-- begin --

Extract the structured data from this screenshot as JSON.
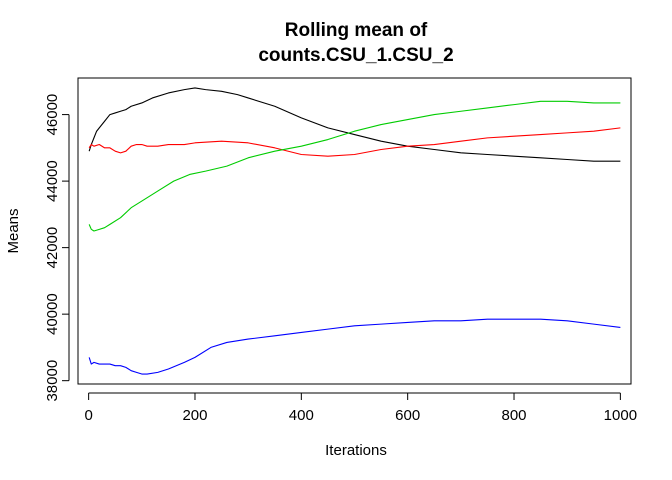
{
  "chart_data": {
    "type": "line",
    "title": [
      "Rolling mean of",
      "counts.CSU_1.CSU_2"
    ],
    "xlabel": "Iterations",
    "ylabel": "Means",
    "xlim": [
      -20,
      1020
    ],
    "ylim": [
      37900,
      47100
    ],
    "xticks": [
      0,
      200,
      400,
      600,
      800,
      1000
    ],
    "yticks": [
      38000,
      40000,
      42000,
      44000,
      46000
    ],
    "grid": false,
    "legend": "none",
    "series": [
      {
        "color": "#000000",
        "points": [
          [
            1,
            44900
          ],
          [
            5,
            45100
          ],
          [
            10,
            45300
          ],
          [
            15,
            45500
          ],
          [
            20,
            45600
          ],
          [
            30,
            45800
          ],
          [
            40,
            46000
          ],
          [
            50,
            46050
          ],
          [
            60,
            46100
          ],
          [
            70,
            46150
          ],
          [
            80,
            46250
          ],
          [
            100,
            46350
          ],
          [
            120,
            46500
          ],
          [
            150,
            46650
          ],
          [
            180,
            46750
          ],
          [
            200,
            46800
          ],
          [
            220,
            46750
          ],
          [
            250,
            46700
          ],
          [
            280,
            46600
          ],
          [
            300,
            46500
          ],
          [
            350,
            46250
          ],
          [
            400,
            45900
          ],
          [
            450,
            45600
          ],
          [
            500,
            45400
          ],
          [
            550,
            45200
          ],
          [
            600,
            45050
          ],
          [
            650,
            44950
          ],
          [
            700,
            44850
          ],
          [
            750,
            44800
          ],
          [
            800,
            44750
          ],
          [
            850,
            44700
          ],
          [
            900,
            44650
          ],
          [
            950,
            44600
          ],
          [
            1000,
            44600
          ]
        ]
      },
      {
        "color": "#ff0000",
        "points": [
          [
            1,
            45000
          ],
          [
            5,
            45100
          ],
          [
            10,
            45050
          ],
          [
            20,
            45100
          ],
          [
            30,
            45000
          ],
          [
            40,
            45000
          ],
          [
            50,
            44900
          ],
          [
            60,
            44850
          ],
          [
            70,
            44900
          ],
          [
            80,
            45050
          ],
          [
            90,
            45100
          ],
          [
            100,
            45100
          ],
          [
            110,
            45050
          ],
          [
            130,
            45050
          ],
          [
            150,
            45100
          ],
          [
            180,
            45100
          ],
          [
            200,
            45150
          ],
          [
            250,
            45200
          ],
          [
            300,
            45150
          ],
          [
            350,
            45000
          ],
          [
            400,
            44800
          ],
          [
            450,
            44750
          ],
          [
            500,
            44800
          ],
          [
            550,
            44950
          ],
          [
            600,
            45050
          ],
          [
            650,
            45100
          ],
          [
            700,
            45200
          ],
          [
            750,
            45300
          ],
          [
            800,
            45350
          ],
          [
            850,
            45400
          ],
          [
            900,
            45450
          ],
          [
            950,
            45500
          ],
          [
            1000,
            45600
          ]
        ]
      },
      {
        "color": "#00cc00",
        "points": [
          [
            1,
            42700
          ],
          [
            5,
            42550
          ],
          [
            10,
            42500
          ],
          [
            20,
            42550
          ],
          [
            30,
            42600
          ],
          [
            40,
            42700
          ],
          [
            60,
            42900
          ],
          [
            80,
            43200
          ],
          [
            100,
            43400
          ],
          [
            130,
            43700
          ],
          [
            160,
            44000
          ],
          [
            190,
            44200
          ],
          [
            220,
            44300
          ],
          [
            260,
            44450
          ],
          [
            300,
            44700
          ],
          [
            350,
            44900
          ],
          [
            400,
            45050
          ],
          [
            450,
            45250
          ],
          [
            500,
            45500
          ],
          [
            550,
            45700
          ],
          [
            600,
            45850
          ],
          [
            650,
            46000
          ],
          [
            700,
            46100
          ],
          [
            750,
            46200
          ],
          [
            800,
            46300
          ],
          [
            850,
            46400
          ],
          [
            900,
            46400
          ],
          [
            950,
            46350
          ],
          [
            1000,
            46350
          ]
        ]
      },
      {
        "color": "#0000ff",
        "points": [
          [
            1,
            38700
          ],
          [
            5,
            38500
          ],
          [
            10,
            38550
          ],
          [
            20,
            38500
          ],
          [
            30,
            38500
          ],
          [
            40,
            38500
          ],
          [
            50,
            38450
          ],
          [
            60,
            38450
          ],
          [
            70,
            38400
          ],
          [
            80,
            38300
          ],
          [
            90,
            38250
          ],
          [
            100,
            38200
          ],
          [
            110,
            38200
          ],
          [
            130,
            38250
          ],
          [
            150,
            38350
          ],
          [
            180,
            38550
          ],
          [
            200,
            38700
          ],
          [
            230,
            39000
          ],
          [
            260,
            39150
          ],
          [
            300,
            39250
          ],
          [
            350,
            39350
          ],
          [
            400,
            39450
          ],
          [
            450,
            39550
          ],
          [
            500,
            39650
          ],
          [
            550,
            39700
          ],
          [
            600,
            39750
          ],
          [
            650,
            39800
          ],
          [
            700,
            39800
          ],
          [
            750,
            39850
          ],
          [
            800,
            39850
          ],
          [
            850,
            39850
          ],
          [
            900,
            39800
          ],
          [
            950,
            39700
          ],
          [
            1000,
            39600
          ]
        ]
      }
    ]
  }
}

-- end --

== WHAT THE TASK REQUIRES ==
Identify the lines of the data that contain the word "color". Copy each of them.

== SOLUTION ==
        "color": "#000000",
        "color": "#ff0000",
        "color": "#00cc00",
        "color": "#0000ff",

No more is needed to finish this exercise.